INFORMATION SUPPLIED -
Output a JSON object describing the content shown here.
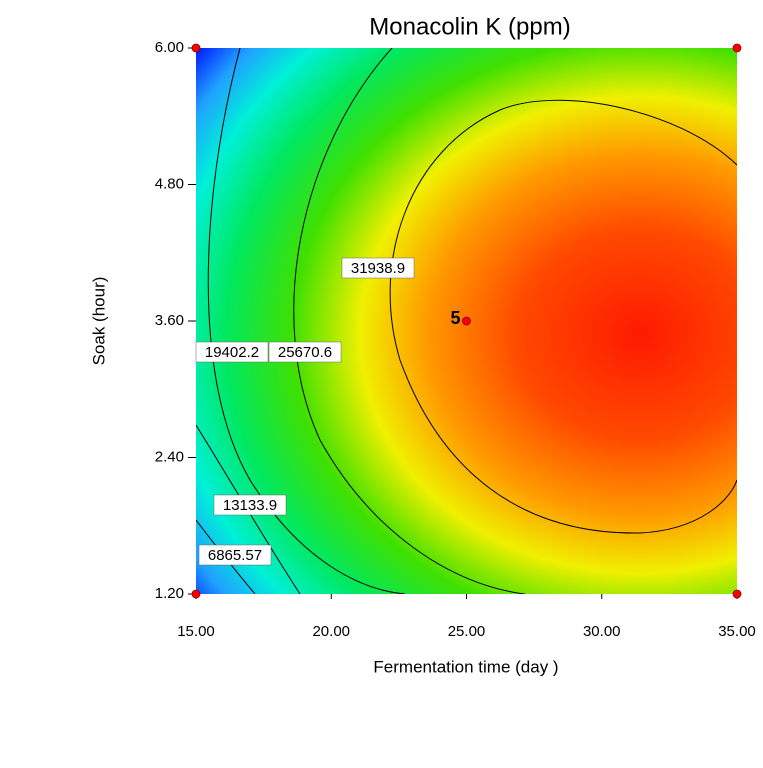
{
  "chart_data": {
    "type": "contour",
    "title": "Monacolin K (ppm)",
    "x_label": "Fermentation time (day )",
    "y_label": "Soak (hour)",
    "xlim": [
      15,
      35
    ],
    "ylim": [
      1.2,
      6
    ],
    "xticks": [
      {
        "value": 15,
        "label": "15.00"
      },
      {
        "value": 20,
        "label": "20.00"
      },
      {
        "value": 25,
        "label": "25.00"
      },
      {
        "value": 30,
        "label": "30.00"
      },
      {
        "value": 35,
        "label": "35.00"
      }
    ],
    "yticks": [
      {
        "value": 1.2,
        "label": "1.20"
      },
      {
        "value": 2.4,
        "label": "2.40"
      },
      {
        "value": 3.6,
        "label": "3.60"
      },
      {
        "value": 4.8,
        "label": "4.80"
      },
      {
        "value": 6,
        "label": "6.00"
      }
    ],
    "levels": [
      6865.57,
      13133.9,
      19402.2,
      25670.6,
      31938.9
    ],
    "design_points": {
      "x": [
        15,
        15,
        35,
        35,
        25
      ],
      "y": [
        1.2,
        6,
        6,
        1.2,
        3.6
      ],
      "color": "#ff0000"
    },
    "annotations": [
      {
        "text": "5",
        "x": 25,
        "y": 3.6
      }
    ]
  }
}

AIM - In the records above, collect each line with "value".

COMPLETE OUTPUT -
        "value": 15,
        "value": 20,
        "value": 25,
        "value": 30,
        "value": 35,
        "value": 1.2,
        "value": 2.4,
        "value": 3.6,
        "value": 4.8,
        "value": 6,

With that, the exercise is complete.